§ INPUT ROWS
= = = =
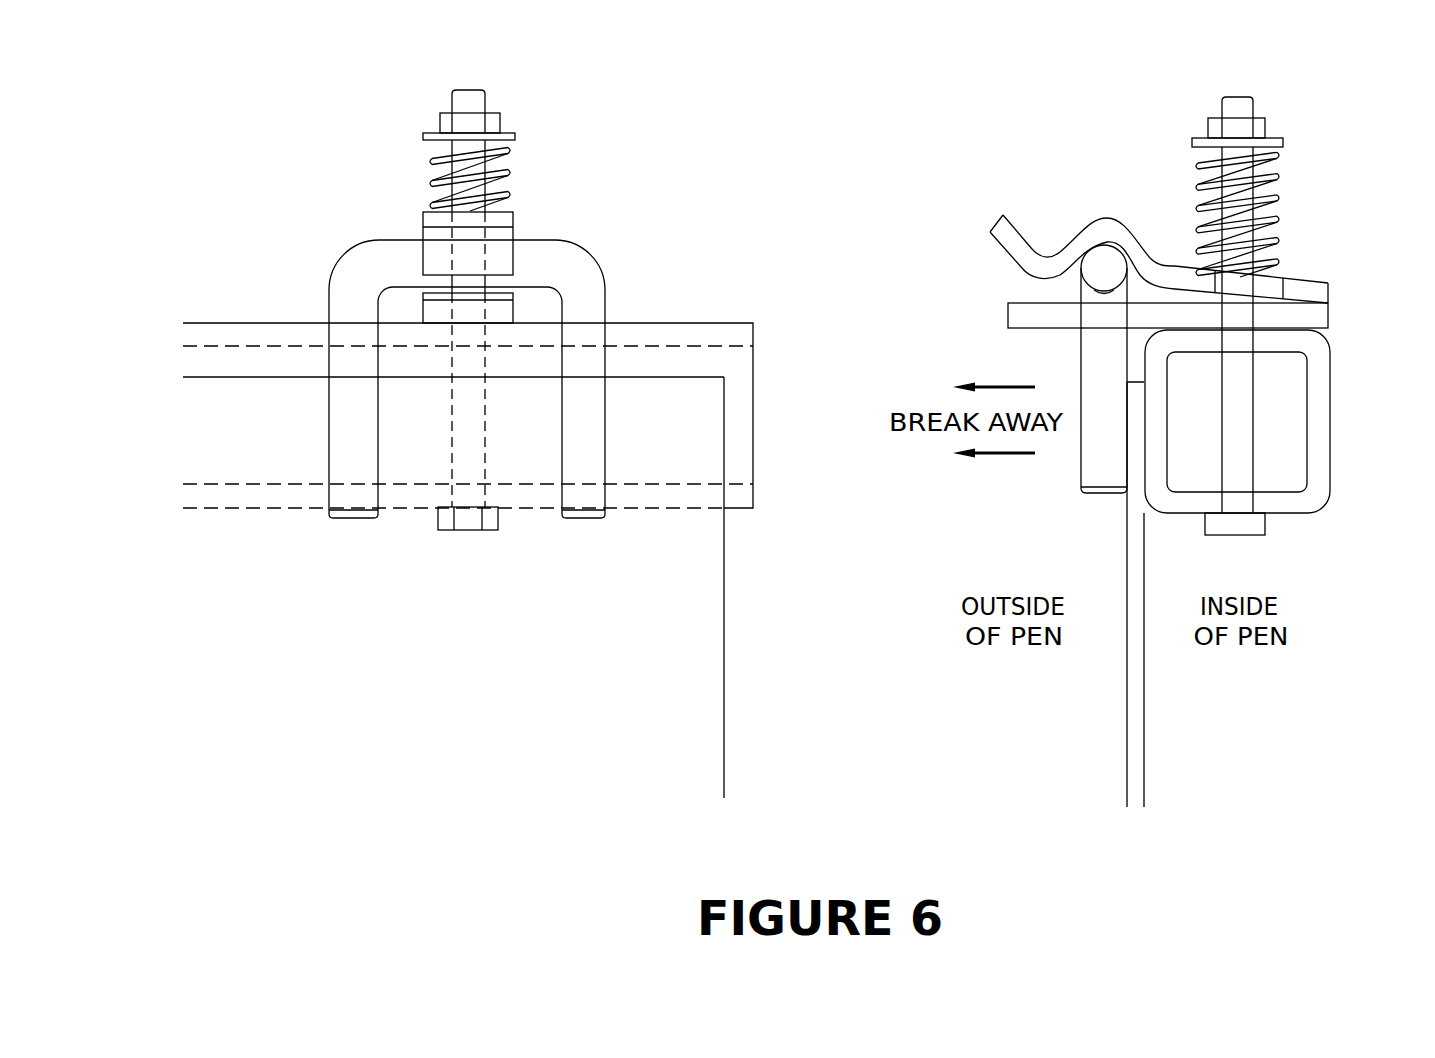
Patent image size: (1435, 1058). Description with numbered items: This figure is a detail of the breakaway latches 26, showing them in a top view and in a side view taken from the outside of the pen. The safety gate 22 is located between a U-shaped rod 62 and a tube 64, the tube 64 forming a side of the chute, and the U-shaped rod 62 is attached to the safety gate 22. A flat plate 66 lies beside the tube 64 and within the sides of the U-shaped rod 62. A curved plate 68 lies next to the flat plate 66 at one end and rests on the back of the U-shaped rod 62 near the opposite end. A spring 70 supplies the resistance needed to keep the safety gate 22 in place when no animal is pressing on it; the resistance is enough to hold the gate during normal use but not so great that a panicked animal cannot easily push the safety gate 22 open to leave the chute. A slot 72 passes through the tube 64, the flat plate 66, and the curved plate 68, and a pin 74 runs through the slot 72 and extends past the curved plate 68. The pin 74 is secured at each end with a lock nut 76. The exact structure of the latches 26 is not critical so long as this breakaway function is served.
= = = =
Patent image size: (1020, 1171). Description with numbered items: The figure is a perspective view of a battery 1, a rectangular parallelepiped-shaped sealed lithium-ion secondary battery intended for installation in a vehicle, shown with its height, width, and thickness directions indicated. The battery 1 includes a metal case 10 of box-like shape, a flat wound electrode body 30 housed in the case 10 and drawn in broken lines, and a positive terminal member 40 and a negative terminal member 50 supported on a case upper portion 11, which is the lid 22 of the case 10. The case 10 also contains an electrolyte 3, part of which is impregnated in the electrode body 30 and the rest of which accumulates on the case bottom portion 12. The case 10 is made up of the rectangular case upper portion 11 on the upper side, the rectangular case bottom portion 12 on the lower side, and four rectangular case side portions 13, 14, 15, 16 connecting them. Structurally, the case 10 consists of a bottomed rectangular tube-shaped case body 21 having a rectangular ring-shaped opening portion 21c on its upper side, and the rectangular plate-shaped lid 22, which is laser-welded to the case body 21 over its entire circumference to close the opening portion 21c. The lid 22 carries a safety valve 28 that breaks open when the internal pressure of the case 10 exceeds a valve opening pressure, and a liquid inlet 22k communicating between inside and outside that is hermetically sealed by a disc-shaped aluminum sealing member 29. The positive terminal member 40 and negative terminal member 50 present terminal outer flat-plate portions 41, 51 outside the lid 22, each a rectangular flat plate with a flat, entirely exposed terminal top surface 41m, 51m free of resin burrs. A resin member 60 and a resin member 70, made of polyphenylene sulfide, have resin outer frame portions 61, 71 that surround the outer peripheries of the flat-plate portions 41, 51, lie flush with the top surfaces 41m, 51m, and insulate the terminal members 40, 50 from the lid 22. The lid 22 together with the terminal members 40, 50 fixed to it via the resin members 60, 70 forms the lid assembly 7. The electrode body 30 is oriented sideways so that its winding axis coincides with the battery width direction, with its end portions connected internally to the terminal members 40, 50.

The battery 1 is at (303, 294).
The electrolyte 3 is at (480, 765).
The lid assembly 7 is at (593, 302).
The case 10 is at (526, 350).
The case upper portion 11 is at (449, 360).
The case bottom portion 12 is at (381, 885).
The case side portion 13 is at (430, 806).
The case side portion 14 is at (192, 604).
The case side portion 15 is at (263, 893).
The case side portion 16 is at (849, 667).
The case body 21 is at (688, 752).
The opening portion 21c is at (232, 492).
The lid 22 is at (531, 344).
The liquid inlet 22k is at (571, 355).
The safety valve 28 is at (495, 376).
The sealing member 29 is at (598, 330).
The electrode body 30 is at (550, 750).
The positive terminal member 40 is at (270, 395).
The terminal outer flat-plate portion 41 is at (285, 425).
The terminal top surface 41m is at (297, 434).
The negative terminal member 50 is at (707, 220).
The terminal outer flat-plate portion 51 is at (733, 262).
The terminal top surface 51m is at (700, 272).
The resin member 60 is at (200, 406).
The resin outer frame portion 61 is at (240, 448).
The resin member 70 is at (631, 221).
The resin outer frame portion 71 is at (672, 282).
= = = =
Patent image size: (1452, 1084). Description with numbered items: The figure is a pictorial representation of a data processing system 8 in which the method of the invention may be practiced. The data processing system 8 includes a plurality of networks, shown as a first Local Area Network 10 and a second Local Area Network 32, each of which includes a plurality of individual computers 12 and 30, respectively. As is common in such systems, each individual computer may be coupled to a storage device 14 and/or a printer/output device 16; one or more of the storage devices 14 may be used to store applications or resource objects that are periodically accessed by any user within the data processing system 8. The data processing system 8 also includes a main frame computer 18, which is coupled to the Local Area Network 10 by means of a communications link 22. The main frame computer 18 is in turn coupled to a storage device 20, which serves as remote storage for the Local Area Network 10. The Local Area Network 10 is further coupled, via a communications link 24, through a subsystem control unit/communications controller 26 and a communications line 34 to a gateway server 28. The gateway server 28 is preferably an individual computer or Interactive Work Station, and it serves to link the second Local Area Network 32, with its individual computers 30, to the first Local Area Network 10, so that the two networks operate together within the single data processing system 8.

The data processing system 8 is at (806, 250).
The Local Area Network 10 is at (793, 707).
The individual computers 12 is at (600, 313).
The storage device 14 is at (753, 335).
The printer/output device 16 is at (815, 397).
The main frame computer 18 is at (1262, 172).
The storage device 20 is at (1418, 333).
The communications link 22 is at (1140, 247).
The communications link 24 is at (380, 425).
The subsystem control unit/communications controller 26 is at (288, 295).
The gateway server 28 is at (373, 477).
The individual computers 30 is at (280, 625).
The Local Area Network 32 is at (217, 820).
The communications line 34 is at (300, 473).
= = = =
§ TASK DESCRIPTION
Convert the lines of the records into a JSON list of strings with one string per line, starting with the line that contains "Patent image size: (1452, 1084)." and going on through the line that contains "The communications link 22 is at (1140, 247).". Include both of those lines and leave out any blank lines.

§ TASK SOLUTION
[
  "Patent image size: (1452, 1084). Description with numbered items: The figure is a pictorial representation of a data processing system 8 in which the method of the invention may be practiced. The data processing system 8 includes a plurality of networks, shown as a first Local Area Network 10 and a second Local Area Network 32, each of which includes a plurality of individual computers 12 and 30, respectively. As is common in such systems, each individual computer may be coupled to a storage device 14 and/or a printer/output device 16; one or more of the storage devices 14 may be used to store applications or resource objects that are periodically accessed by any user within the data processing system 8. The data processing system 8 also includes a main frame computer 18, which is coupled to the Local Area Network 10 by means of a communications link 22. The main frame computer 18 is in turn coupled to a storage device 20, which serves as remote storage for the Local Area Network 10. The Local Area Network 10 is further coupled, via a communications link 24, through a subsystem control unit/communications controller 26 and a communications line 34 to a gateway server 28. The gateway server 28 is preferably an individual computer or Interactive Work Station, and it serves to link the second Local Area Network 32, with its individual computers 30, to the first Local Area Network 10, so that the two networks operate together within the single data processing system 8.",
  "The data processing system 8 is at (806, 250).",
  "The Local Area Network 10 is at (793, 707).",
  "The individual computers 12 is at (600, 313).",
  "The storage device 14 is at (753, 335).",
  "The printer/output device 16 is at (815, 397).",
  "The main frame computer 18 is at (1262, 172).",
  "The storage device 20 is at (1418, 333).",
  "The communications link 22 is at (1140, 247)."
]